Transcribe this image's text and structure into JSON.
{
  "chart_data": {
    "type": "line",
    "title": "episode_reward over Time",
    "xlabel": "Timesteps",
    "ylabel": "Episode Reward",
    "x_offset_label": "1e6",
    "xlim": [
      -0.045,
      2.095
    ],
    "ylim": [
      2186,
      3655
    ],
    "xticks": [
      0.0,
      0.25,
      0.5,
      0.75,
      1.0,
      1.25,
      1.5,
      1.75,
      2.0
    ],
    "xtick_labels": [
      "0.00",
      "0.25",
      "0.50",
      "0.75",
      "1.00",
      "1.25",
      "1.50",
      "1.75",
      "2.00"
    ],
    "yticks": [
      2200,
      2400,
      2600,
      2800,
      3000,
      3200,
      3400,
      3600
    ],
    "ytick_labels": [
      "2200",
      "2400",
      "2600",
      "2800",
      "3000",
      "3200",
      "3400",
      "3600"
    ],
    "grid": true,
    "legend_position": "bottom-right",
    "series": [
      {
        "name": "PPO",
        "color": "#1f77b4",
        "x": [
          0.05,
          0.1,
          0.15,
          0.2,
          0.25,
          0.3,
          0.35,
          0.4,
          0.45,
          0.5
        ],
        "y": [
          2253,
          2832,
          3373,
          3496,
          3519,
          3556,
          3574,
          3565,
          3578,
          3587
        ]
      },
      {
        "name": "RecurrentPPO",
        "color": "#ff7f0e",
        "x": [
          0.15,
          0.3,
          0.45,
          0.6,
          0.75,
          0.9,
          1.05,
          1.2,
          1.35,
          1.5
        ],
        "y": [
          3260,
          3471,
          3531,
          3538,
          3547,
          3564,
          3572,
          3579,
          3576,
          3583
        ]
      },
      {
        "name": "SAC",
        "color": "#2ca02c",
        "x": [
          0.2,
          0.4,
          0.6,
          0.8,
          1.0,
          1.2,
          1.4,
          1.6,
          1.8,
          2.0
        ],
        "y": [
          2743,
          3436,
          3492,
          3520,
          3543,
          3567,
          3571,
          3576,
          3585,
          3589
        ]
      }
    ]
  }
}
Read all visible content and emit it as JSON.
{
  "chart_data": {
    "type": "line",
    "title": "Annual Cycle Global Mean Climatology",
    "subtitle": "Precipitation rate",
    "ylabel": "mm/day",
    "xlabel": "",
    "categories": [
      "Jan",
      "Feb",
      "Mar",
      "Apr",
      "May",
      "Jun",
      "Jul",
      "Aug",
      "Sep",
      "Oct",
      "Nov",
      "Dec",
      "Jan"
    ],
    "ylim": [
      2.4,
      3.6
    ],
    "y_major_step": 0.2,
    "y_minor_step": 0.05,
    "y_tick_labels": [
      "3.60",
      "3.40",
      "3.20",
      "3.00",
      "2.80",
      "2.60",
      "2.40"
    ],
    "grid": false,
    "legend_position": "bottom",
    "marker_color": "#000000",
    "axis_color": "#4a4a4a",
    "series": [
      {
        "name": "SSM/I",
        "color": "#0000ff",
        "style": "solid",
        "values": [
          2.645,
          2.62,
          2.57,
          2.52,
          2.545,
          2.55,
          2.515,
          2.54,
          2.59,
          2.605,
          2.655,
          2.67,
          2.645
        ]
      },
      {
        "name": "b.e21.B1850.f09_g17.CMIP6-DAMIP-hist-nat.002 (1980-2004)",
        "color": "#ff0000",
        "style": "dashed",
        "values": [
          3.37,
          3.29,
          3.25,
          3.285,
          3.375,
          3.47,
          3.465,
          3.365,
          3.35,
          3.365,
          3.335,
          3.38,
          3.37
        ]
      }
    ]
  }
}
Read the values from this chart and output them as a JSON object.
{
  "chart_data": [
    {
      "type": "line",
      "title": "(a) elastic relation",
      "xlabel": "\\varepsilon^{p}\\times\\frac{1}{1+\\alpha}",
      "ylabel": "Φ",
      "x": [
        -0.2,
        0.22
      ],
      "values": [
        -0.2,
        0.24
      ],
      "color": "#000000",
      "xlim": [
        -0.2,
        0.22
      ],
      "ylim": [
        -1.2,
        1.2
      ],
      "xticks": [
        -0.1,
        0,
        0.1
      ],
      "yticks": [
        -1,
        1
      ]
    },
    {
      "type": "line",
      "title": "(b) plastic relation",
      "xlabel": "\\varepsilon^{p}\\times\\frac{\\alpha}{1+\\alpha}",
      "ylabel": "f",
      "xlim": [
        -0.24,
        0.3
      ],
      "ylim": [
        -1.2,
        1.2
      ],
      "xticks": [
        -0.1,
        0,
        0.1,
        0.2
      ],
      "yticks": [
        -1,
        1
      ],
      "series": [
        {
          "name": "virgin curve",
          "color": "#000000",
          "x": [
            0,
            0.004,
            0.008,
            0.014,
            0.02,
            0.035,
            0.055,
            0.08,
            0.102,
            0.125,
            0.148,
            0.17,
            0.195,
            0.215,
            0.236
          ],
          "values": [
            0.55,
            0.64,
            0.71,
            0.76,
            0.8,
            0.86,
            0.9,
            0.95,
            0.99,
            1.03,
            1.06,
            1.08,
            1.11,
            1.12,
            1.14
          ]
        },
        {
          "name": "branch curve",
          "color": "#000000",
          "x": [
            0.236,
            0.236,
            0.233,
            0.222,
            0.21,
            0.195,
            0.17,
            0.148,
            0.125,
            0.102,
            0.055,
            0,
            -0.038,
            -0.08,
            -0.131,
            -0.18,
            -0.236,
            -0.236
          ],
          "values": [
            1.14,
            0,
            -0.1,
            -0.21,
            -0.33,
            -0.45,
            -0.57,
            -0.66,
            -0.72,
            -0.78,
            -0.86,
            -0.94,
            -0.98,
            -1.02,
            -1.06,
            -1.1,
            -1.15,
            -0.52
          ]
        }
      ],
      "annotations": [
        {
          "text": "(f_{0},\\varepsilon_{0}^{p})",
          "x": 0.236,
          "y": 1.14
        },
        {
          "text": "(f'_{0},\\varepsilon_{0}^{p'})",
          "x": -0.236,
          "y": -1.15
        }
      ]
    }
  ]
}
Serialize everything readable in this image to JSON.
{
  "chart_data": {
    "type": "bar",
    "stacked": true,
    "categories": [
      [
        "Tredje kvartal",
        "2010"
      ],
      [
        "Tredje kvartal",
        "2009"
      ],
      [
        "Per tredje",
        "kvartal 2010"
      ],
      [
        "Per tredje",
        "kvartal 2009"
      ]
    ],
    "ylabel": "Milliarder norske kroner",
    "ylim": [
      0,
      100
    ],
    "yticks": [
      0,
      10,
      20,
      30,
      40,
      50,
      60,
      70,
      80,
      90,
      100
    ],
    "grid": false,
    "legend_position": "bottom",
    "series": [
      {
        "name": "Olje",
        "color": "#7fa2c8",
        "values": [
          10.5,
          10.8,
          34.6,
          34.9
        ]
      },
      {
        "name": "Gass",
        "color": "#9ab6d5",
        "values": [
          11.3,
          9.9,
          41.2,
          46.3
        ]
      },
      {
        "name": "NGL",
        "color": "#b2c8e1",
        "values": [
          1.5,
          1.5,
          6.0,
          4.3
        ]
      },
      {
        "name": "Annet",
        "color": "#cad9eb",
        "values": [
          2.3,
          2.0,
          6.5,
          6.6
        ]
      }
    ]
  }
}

# WHAT THE TASK ASKS
Repeat each record exactly. Omit nothing.

# EXERCISE ANSWER
Transcribe this image's text and structure into JSON.
{
  "chart_data": {
    "type": "line",
    "title": "episode_reward over Time",
    "xlabel": "Timesteps",
    "ylabel": "Episode Reward",
    "x_offset_label": "1e6",
    "xlim": [
      -0.045,
      2.095
    ],
    "ylim": [
      2186,
      3655
    ],
    "xticks": [
      0.0,
      0.25,
      0.5,
      0.75,
      1.0,
      1.25,
      1.5,
      1.75,
      2.0
    ],
    "xtick_labels": [
      "0.00",
      "0.25",
      "0.50",
      "0.75",
      "1.00",
      "1.25",
      "1.50",
      "1.75",
      "2.00"
    ],
    "yticks": [
      2200,
      2400,
      2600,
      2800,
      3000,
      3200,
      3400,
      3600
    ],
    "ytick_labels": [
      "2200",
      "2400",
      "2600",
      "2800",
      "3000",
      "3200",
      "3400",
      "3600"
    ],
    "grid": true,
    "legend_position": "bottom-right",
    "series": [
      {
        "name": "PPO",
        "color": "#1f77b4",
        "x": [
          0.05,
          0.1,
          0.15,
          0.2,
          0.25,
          0.3,
          0.35,
          0.4,
          0.45,
          0.5
        ],
        "y": [
          2253,
          2832,
          3373,
          3496,
          3519,
          3556,
          3574,
          3565,
          3578,
          3587
        ]
      },
      {
        "name": "RecurrentPPO",
        "color": "#ff7f0e",
        "x": [
          0.15,
          0.3,
          0.45,
          0.6,
          0.75,
          0.9,
          1.05,
          1.2,
          1.35,
          1.5
        ],
        "y": [
          3260,
          3471,
          3531,
          3538,
          3547,
          3564,
          3572,
          3579,
          3576,
          3583
        ]
      },
      {
        "name": "SAC",
        "color": "#2ca02c",
        "x": [
          0.2,
          0.4,
          0.6,
          0.8,
          1.0,
          1.2,
          1.4,
          1.6,
          1.8,
          2.0
        ],
        "y": [
          2743,
          3436,
          3492,
          3520,
          3543,
          3567,
          3571,
          3576,
          3585,
          3589
        ]
      }
    ]
  }
}
Read all visible content and emit it as JSON.
{
  "chart_data": {
    "type": "line",
    "title": "Annual Cycle Global Mean Climatology",
    "subtitle": "Precipitation rate",
    "ylabel": "mm/day",
    "xlabel": "",
    "categories": [
      "Jan",
      "Feb",
      "Mar",
      "Apr",
      "May",
      "Jun",
      "Jul",
      "Aug",
      "Sep",
      "Oct",
      "Nov",
      "Dec",
      "Jan"
    ],
    "ylim": [
      2.4,
      3.6
    ],
    "y_major_step": 0.2,
    "y_minor_step": 0.05,
    "y_tick_labels": [
      "3.60",
      "3.40",
      "3.20",
      "3.00",
      "2.80",
      "2.60",
      "2.40"
    ],
    "grid": false,
    "legend_position": "bottom",
    "marker_color": "#000000",
    "axis_color": "#4a4a4a",
    "series": [
      {
        "name": "SSM/I",
        "color": "#0000ff",
        "style": "solid",
        "values": [
          2.645,
          2.62,
          2.57,
          2.52,
          2.545,
          2.55,
          2.515,
          2.54,
          2.59,
          2.605,
          2.655,
          2.67,
          2.645
        ]
      },
      {
        "name": "b.e21.B1850.f09_g17.CMIP6-DAMIP-hist-nat.002 (1980-2004)",
        "color": "#ff0000",
        "style": "dashed",
        "values": [
          3.37,
          3.29,
          3.25,
          3.285,
          3.375,
          3.47,
          3.465,
          3.365,
          3.35,
          3.365,
          3.335,
          3.38,
          3.37
        ]
      }
    ]
  }
}
Read the values from this chart and output them as a JSON object.
{
  "chart_data": [
    {
      "type": "line",
      "title": "(a) elastic relation",
      "xlabel": "\\varepsilon^{p}\\times\\frac{1}{1+\\alpha}",
      "ylabel": "Φ",
      "x": [
        -0.2,
        0.22
      ],
      "values": [
        -0.2,
        0.24
      ],
      "color": "#000000",
      "xlim": [
        -0.2,
        0.22
      ],
      "ylim": [
        -1.2,
        1.2
      ],
      "xticks": [
        -0.1,
        0,
        0.1
      ],
      "yticks": [
        -1,
        1
      ]
    },
    {
      "type": "line",
      "title": "(b) plastic relation",
      "xlabel": "\\varepsilon^{p}\\times\\frac{\\alpha}{1+\\alpha}",
      "ylabel": "f",
      "xlim": [
        -0.24,
        0.3
      ],
      "ylim": [
        -1.2,
        1.2
      ],
      "xticks": [
        -0.1,
        0,
        0.1,
        0.2
      ],
      "yticks": [
        -1,
        1
      ],
      "series": [
        {
          "name": "virgin curve",
          "color": "#000000",
          "x": [
            0,
            0.004,
            0.008,
            0.014,
            0.02,
            0.035,
            0.055,
            0.08,
            0.102,
            0.125,
            0.148,
            0.17,
            0.195,
            0.215,
            0.236
          ],
          "values": [
            0.55,
            0.64,
            0.71,
            0.76,
            0.8,
            0.86,
            0.9,
            0.95,
            0.99,
            1.03,
            1.06,
            1.08,
            1.11,
            1.12,
            1.14
          ]
        },
        {
          "name": "branch curve",
          "color": "#000000",
          "x": [
            0.236,
            0.236,
            0.233,
            0.222,
            0.21,
            0.195,
            0.17,
            0.148,
            0.125,
            0.102,
            0.055,
            0,
            -0.038,
            -0.08,
            -0.131,
            -0.18,
            -0.236,
            -0.236
          ],
          "values": [
            1.14,
            0,
            -0.1,
            -0.21,
            -0.33,
            -0.45,
            -0.57,
            -0.66,
            -0.72,
            -0.78,
            -0.86,
            -0.94,
            -0.98,
            -1.02,
            -1.06,
            -1.1,
            -1.15,
            -0.52
          ]
        }
      ],
      "annotations": [
        {
          "text": "(f_{0},\\varepsilon_{0}^{p})",
          "x": 0.236,
          "y": 1.14
        },
        {
          "text": "(f'_{0},\\varepsilon_{0}^{p'})",
          "x": -0.236,
          "y": -1.15
        }
      ]
    }
  ]
}
Serialize everything readable in this image to JSON.
{
  "chart_data": {
    "type": "bar",
    "stacked": true,
    "categories": [
      [
        "Tredje kvartal",
        "2010"
      ],
      [
        "Tredje kvartal",
        "2009"
      ],
      [
        "Per tredje",
        "kvartal 2010"
      ],
      [
        "Per tredje",
        "kvartal 2009"
      ]
    ],
    "ylabel": "Milliarder norske kroner",
    "ylim": [
      0,
      100
    ],
    "yticks": [
      0,
      10,
      20,
      30,
      40,
      50,
      60,
      70,
      80,
      90,
      100
    ],
    "grid": false,
    "legend_position": "bottom",
    "series": [
      {
        "name": "Olje",
        "color": "#7fa2c8",
        "values": [
          10.5,
          10.8,
          34.6,
          34.9
        ]
      },
      {
        "name": "Gass",
        "color": "#9ab6d5",
        "values": [
          11.3,
          9.9,
          41.2,
          46.3
        ]
      },
      {
        "name": "NGL",
        "color": "#b2c8e1",
        "values": [
          1.5,
          1.5,
          6.0,
          4.3
        ]
      },
      {
        "name": "Annet",
        "color": "#cad9eb",
        "values": [
          2.3,
          2.0,
          6.5,
          6.6
        ]
      }
    ]
  }
}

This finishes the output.